● EXERCISE BRIEF:
Tell how many lines carry the word "Paralysis"; the reply is the number and nothing else.

*** AVAILABLE DATA ***

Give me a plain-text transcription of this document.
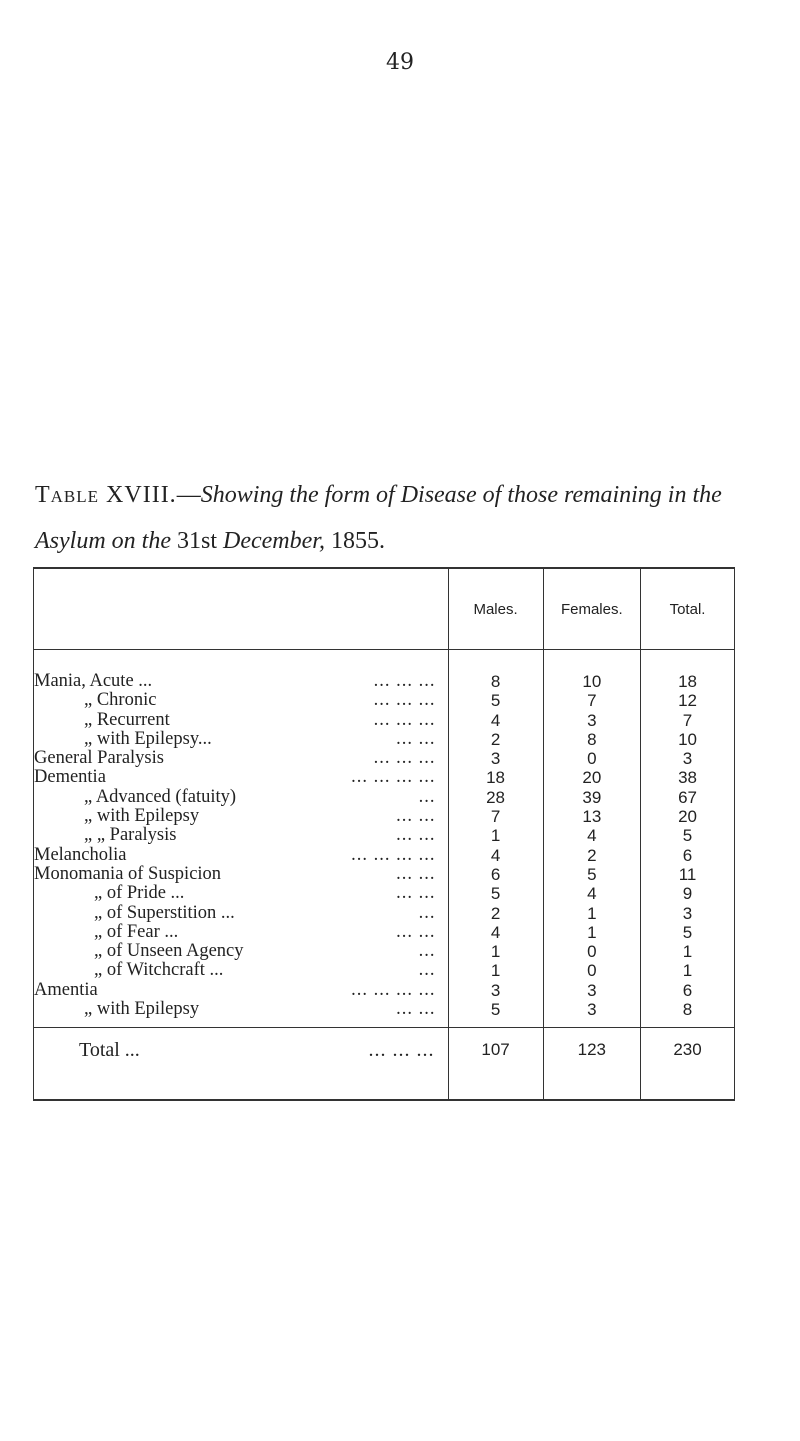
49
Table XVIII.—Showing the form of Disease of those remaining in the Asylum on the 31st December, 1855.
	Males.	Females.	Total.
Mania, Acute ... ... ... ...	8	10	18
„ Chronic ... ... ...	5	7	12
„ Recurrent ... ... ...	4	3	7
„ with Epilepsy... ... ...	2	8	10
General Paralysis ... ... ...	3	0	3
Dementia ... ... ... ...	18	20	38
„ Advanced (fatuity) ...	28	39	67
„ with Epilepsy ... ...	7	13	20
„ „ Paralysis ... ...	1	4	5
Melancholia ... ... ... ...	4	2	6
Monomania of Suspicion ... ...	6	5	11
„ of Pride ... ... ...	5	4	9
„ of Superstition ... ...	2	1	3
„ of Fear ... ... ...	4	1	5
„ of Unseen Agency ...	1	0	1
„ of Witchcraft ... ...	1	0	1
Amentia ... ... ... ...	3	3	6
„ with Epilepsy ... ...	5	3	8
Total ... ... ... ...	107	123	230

***

● WRITTEN RESPONSE:
2